_Stated task:_
Rewrite the entries below in full, changing every instance of "teacher-figure" to "educator-figure" and leaving all other text unchanged.

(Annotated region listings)
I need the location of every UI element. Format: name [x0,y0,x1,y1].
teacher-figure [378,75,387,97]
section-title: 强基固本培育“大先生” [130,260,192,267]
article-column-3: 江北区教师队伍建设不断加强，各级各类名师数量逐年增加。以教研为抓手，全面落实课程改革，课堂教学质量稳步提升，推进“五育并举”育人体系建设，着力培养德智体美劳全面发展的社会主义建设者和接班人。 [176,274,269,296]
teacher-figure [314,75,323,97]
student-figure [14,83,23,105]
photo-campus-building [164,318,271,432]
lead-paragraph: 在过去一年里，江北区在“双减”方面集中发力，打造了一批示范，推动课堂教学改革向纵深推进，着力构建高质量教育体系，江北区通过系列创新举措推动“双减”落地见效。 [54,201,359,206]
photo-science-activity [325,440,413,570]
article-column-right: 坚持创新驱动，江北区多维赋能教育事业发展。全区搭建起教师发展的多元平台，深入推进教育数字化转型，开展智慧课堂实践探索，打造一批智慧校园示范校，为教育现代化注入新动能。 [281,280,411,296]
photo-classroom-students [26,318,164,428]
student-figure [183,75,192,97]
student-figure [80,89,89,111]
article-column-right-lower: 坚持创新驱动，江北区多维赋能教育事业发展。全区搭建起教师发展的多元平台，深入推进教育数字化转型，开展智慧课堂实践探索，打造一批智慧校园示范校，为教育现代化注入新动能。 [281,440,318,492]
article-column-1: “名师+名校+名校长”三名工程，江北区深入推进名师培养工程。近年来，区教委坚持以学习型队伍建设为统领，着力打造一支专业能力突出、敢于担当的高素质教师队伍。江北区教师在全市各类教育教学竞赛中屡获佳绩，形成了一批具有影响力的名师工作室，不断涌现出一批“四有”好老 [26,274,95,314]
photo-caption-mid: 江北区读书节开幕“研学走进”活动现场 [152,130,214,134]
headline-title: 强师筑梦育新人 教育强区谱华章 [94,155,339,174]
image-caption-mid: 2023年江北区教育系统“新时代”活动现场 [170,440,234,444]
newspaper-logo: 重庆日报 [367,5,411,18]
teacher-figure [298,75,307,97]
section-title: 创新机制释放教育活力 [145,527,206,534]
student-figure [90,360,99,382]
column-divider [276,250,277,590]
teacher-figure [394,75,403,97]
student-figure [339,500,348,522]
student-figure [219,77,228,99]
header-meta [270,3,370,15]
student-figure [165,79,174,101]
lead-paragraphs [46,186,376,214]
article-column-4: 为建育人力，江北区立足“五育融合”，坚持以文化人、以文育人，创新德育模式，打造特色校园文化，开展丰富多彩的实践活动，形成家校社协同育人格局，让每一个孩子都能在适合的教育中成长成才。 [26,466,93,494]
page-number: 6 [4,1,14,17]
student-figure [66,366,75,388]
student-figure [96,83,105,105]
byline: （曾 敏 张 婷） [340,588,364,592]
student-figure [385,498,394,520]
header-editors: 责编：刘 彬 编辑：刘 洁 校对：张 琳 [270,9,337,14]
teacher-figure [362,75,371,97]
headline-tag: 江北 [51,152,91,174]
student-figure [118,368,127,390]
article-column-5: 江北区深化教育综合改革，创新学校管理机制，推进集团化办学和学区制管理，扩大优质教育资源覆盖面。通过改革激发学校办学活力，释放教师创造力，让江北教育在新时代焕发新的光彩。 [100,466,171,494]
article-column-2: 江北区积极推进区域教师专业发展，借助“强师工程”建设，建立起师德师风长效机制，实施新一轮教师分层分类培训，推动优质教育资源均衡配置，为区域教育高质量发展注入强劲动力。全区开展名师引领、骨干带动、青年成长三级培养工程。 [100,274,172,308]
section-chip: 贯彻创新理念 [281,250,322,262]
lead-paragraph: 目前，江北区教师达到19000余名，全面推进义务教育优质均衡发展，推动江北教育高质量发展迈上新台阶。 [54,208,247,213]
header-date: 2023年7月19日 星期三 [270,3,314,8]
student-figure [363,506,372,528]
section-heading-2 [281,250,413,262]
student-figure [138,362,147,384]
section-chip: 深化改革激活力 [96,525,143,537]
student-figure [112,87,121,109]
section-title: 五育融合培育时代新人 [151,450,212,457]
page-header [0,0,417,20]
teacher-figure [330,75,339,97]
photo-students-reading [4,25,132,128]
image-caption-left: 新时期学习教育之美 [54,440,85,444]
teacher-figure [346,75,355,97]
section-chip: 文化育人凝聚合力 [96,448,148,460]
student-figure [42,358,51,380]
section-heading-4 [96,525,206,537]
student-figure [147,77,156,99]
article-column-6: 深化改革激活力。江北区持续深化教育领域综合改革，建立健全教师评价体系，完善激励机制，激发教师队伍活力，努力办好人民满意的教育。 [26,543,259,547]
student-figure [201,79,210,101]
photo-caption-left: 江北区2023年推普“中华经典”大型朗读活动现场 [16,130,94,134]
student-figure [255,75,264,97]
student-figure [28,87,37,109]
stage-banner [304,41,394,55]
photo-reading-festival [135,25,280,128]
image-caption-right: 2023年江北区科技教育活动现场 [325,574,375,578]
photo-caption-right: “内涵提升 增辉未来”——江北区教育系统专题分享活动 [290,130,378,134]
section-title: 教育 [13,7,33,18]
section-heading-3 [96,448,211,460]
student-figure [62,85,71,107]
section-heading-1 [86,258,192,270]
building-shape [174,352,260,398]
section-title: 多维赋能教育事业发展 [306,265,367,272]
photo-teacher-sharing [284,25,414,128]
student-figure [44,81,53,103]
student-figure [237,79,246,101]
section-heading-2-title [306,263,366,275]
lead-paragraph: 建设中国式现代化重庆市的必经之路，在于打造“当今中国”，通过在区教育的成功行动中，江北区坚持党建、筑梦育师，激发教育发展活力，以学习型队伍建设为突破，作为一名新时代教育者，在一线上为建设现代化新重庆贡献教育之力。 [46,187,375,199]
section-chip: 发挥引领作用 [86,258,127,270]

_Final result:_
I need the location of every UI element. Format: name [x0,y0,x1,y1].
educator-figure [378,75,387,97]
section-title: 强基固本培育“大先生” [130,260,192,267]
article-column-3: 江北区教师队伍建设不断加强，各级各类名师数量逐年增加。以教研为抓手，全面落实课程改革，课堂教学质量稳步提升，推进“五育并举”育人体系建设，着力培养德智体美劳全面发展的社会主义建设者和接班人。 [176,274,269,296]
educator-figure [314,75,323,97]
student-figure [14,83,23,105]
photo-campus-building [164,318,271,432]
lead-paragraph: 在过去一年里，江北区在“双减”方面集中发力，打造了一批示范，推动课堂教学改革向纵深推进，着力构建高质量教育体系，江北区通过系列创新举措推动“双减”落地见效。 [54,201,359,206]
photo-science-activity [325,440,413,570]
article-column-right: 坚持创新驱动，江北区多维赋能教育事业发展。全区搭建起教师发展的多元平台，深入推进教育数字化转型，开展智慧课堂实践探索，打造一批智慧校园示范校，为教育现代化注入新动能。 [281,280,411,296]
photo-classroom-students [26,318,164,428]
student-figure [183,75,192,97]
student-figure [80,89,89,111]
article-column-right-lower: 坚持创新驱动，江北区多维赋能教育事业发展。全区搭建起教师发展的多元平台，深入推进教育数字化转型，开展智慧课堂实践探索，打造一批智慧校园示范校，为教育现代化注入新动能。 [281,440,318,492]
article-column-1: “名师+名校+名校长”三名工程，江北区深入推进名师培养工程。近年来，区教委坚持以学习型队伍建设为统领，着力打造一支专业能力突出、敢于担当的高素质教师队伍。江北区教师在全市各类教育教学竞赛中屡获佳绩，形成了一批具有影响力的名师工作室，不断涌现出一批“四有”好老 [26,274,95,314]
photo-caption-mid: 江北区读书节开幕“研学走进”活动现场 [152,130,214,134]
headline-title: 强师筑梦育新人 教育强区谱华章 [94,155,339,174]
image-caption-mid: 2023年江北区教育系统“新时代”活动现场 [170,440,234,444]
newspaper-logo: 重庆日报 [367,5,411,18]
educator-figure [298,75,307,97]
section-title: 创新机制释放教育活力 [145,527,206,534]
student-figure [90,360,99,382]
column-divider [276,250,277,590]
educator-figure [394,75,403,97]
student-figure [339,500,348,522]
student-figure [219,77,228,99]
header-meta [270,3,370,15]
student-figure [165,79,174,101]
lead-paragraphs [46,186,376,214]
article-column-4: 为建育人力，江北区立足“五育融合”，坚持以文化人、以文育人，创新德育模式，打造特色校园文化，开展丰富多彩的实践活动，形成家校社协同育人格局，让每一个孩子都能在适合的教育中成长成才。 [26,466,93,494]
page-number: 6 [4,1,14,17]
student-figure [66,366,75,388]
student-figure [96,83,105,105]
byline: （曾 敏 张 婷） [340,588,364,592]
student-figure [385,498,394,520]
header-editors: 责编：刘 彬 编辑：刘 洁 校对：张 琳 [270,9,337,14]
educator-figure [362,75,371,97]
headline-tag: 江北 [51,152,91,174]
student-figure [118,368,127,390]
article-column-5: 江北区深化教育综合改革，创新学校管理机制，推进集团化办学和学区制管理，扩大优质教育资源覆盖面。通过改革激发学校办学活力，释放教师创造力，让江北教育在新时代焕发新的光彩。 [100,466,171,494]
article-column-2: 江北区积极推进区域教师专业发展，借助“强师工程”建设，建立起师德师风长效机制，实施新一轮教师分层分类培训，推动优质教育资源均衡配置，为区域教育高质量发展注入强劲动力。全区开展名师引领、骨干带动、青年成长三级培养工程。 [100,274,172,308]
section-chip: 贯彻创新理念 [281,250,322,262]
lead-paragraph: 目前，江北区教师达到19000余名，全面推进义务教育优质均衡发展，推动江北教育高质量发展迈上新台阶。 [54,208,247,213]
header-date: 2023年7月19日 星期三 [270,3,314,8]
student-figure [363,506,372,528]
section-heading-2 [281,250,413,262]
student-figure [138,362,147,384]
section-chip: 深化改革激活力 [96,525,143,537]
student-figure [112,87,121,109]
section-title: 五育融合培育时代新人 [151,450,212,457]
page-header [0,0,417,20]
educator-figure [330,75,339,97]
photo-students-reading [4,25,132,128]
image-caption-left: 新时期学习教育之美 [54,440,85,444]
educator-figure [346,75,355,97]
section-chip: 文化育人凝聚合力 [96,448,148,460]
student-figure [42,358,51,380]
section-heading-4 [96,525,206,537]
student-figure [147,77,156,99]
article-column-6: 深化改革激活力。江北区持续深化教育领域综合改革，建立健全教师评价体系，完善激励机制，激发教师队伍活力，努力办好人民满意的教育。 [26,543,259,547]
student-figure [201,79,210,101]
photo-caption-left: 江北区2023年推普“中华经典”大型朗读活动现场 [16,130,94,134]
student-figure [255,75,264,97]
student-figure [28,87,37,109]
stage-banner [304,41,394,55]
photo-reading-festival [135,25,280,128]
image-caption-right: 2023年江北区科技教育活动现场 [325,574,375,578]
photo-caption-right: “内涵提升 增辉未来”——江北区教育系统专题分享活动 [290,130,378,134]
section-title: 教育 [13,7,33,18]
section-heading-3 [96,448,211,460]
student-figure [62,85,71,107]
section-heading-1 [86,258,192,270]
building-shape [174,352,260,398]
section-title: 多维赋能教育事业发展 [306,265,367,272]
photo-teacher-sharing [284,25,414,128]
student-figure [44,81,53,103]
student-figure [237,79,246,101]
section-heading-2-title [306,263,366,275]
lead-paragraph: 建设中国式现代化重庆市的必经之路，在于打造“当今中国”，通过在区教育的成功行动中，江北区坚持党建、筑梦育师，激发教育发展活力，以学习型队伍建设为突破，作为一名新时代教育者，在一线上为建设现代化新重庆贡献教育之力。 [46,187,375,199]
section-chip: 发挥引领作用 [86,258,127,270]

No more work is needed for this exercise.